# EXTRACTED MATERIAL start

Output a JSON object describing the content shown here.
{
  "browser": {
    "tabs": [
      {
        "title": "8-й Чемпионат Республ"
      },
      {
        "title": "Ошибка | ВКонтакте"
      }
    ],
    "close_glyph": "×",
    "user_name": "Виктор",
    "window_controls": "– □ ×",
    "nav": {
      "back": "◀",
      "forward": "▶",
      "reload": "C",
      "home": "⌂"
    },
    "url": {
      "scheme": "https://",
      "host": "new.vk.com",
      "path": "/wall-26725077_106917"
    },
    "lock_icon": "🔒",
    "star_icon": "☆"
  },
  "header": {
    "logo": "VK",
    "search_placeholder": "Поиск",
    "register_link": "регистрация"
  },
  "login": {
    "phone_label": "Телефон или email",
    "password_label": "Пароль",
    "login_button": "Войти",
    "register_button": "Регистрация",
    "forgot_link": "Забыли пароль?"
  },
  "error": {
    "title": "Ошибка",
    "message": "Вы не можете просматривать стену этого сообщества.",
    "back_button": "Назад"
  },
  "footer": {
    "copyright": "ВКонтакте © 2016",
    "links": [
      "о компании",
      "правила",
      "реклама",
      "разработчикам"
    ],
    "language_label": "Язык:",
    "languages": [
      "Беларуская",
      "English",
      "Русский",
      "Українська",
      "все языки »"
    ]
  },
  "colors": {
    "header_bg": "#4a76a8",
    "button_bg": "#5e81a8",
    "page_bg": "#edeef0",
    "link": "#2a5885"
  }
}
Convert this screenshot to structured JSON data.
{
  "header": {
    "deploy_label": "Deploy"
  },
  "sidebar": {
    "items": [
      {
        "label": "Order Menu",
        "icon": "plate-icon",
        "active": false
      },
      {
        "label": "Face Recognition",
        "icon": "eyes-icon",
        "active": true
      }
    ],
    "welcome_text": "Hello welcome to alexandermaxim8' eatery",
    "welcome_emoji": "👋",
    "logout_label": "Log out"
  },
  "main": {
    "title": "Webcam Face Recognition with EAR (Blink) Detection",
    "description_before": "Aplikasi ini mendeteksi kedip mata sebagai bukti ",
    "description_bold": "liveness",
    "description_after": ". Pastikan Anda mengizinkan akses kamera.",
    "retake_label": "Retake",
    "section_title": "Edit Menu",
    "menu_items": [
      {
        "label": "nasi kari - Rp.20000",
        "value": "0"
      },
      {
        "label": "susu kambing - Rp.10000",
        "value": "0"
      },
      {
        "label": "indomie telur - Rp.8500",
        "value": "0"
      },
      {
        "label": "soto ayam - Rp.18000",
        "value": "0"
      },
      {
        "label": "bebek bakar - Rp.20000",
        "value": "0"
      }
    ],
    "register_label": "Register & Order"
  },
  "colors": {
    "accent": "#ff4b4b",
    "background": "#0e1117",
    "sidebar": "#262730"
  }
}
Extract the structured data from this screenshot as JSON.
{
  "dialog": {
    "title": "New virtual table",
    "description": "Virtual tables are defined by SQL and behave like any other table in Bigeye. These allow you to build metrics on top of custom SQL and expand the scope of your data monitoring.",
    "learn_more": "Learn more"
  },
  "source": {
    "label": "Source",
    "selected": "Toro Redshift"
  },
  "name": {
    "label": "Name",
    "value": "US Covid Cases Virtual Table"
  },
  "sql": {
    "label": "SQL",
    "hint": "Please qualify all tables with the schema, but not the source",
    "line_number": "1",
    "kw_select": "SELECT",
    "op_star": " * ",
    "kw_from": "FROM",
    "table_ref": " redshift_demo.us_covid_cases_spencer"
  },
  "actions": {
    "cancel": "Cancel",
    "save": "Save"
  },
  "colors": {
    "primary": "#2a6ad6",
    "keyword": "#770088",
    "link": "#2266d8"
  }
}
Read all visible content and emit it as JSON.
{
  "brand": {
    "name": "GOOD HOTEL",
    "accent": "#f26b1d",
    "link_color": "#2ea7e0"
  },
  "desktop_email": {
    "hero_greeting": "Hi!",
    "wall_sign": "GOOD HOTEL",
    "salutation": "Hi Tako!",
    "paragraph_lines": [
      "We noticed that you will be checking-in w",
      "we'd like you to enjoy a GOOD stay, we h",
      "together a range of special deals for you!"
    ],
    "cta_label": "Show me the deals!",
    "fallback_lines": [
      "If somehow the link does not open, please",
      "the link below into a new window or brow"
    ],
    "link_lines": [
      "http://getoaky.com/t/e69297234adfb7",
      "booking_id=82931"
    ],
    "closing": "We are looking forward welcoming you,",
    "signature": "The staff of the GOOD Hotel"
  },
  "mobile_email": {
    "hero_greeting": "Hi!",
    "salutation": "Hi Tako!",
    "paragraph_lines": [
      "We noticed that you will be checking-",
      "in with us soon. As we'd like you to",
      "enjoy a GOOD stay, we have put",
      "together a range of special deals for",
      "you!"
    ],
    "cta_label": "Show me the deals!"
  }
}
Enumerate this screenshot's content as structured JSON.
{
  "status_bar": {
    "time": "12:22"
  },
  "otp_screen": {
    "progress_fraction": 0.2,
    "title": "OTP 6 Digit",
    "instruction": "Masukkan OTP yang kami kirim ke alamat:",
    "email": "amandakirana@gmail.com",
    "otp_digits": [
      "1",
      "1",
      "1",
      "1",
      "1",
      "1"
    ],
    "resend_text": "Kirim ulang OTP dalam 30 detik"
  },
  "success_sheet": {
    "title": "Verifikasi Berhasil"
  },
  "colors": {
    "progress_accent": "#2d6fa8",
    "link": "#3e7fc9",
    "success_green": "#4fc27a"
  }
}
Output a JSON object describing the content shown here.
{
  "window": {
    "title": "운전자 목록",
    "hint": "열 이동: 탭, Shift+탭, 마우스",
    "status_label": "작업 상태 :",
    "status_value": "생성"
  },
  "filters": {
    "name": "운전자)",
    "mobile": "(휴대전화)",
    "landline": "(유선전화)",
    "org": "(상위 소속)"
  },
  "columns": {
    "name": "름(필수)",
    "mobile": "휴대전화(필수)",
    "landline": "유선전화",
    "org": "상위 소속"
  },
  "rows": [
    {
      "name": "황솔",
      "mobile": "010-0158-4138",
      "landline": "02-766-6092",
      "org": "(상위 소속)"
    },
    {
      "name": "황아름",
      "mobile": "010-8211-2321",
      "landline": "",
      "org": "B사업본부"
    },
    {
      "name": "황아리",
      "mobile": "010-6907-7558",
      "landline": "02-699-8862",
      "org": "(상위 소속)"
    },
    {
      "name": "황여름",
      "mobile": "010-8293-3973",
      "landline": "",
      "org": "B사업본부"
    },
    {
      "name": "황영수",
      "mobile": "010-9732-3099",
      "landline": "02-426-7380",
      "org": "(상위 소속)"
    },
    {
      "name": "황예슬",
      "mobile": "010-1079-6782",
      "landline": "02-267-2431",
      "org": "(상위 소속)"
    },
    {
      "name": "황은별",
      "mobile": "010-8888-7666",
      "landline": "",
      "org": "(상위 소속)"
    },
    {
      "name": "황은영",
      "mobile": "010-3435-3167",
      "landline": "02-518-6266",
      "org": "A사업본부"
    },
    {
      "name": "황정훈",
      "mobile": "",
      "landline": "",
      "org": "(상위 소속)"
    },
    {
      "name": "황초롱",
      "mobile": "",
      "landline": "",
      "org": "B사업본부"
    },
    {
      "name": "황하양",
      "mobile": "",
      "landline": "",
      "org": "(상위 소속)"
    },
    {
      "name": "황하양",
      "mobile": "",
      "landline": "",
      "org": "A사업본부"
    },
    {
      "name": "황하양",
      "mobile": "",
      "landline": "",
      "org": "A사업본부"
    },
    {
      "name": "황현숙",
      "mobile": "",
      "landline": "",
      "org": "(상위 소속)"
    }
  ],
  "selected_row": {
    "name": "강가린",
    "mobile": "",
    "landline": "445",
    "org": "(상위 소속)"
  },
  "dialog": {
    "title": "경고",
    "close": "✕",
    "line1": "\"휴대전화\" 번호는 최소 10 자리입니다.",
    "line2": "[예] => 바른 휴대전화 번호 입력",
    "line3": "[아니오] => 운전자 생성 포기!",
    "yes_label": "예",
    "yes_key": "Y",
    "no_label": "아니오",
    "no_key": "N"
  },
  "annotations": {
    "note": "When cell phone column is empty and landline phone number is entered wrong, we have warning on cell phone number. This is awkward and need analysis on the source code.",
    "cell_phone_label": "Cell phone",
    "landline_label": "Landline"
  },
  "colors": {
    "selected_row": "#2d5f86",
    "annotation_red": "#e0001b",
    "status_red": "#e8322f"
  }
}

# EXTRACTED MATERIAL end

(DIRECTIONS): Show all lines above holding "screenshot".

(FULL RESPONSE):
Convert this screenshot to structured JSON data.
Extract the structured data from this screenshot as JSON.
Enumerate this screenshot's content as structured JSON.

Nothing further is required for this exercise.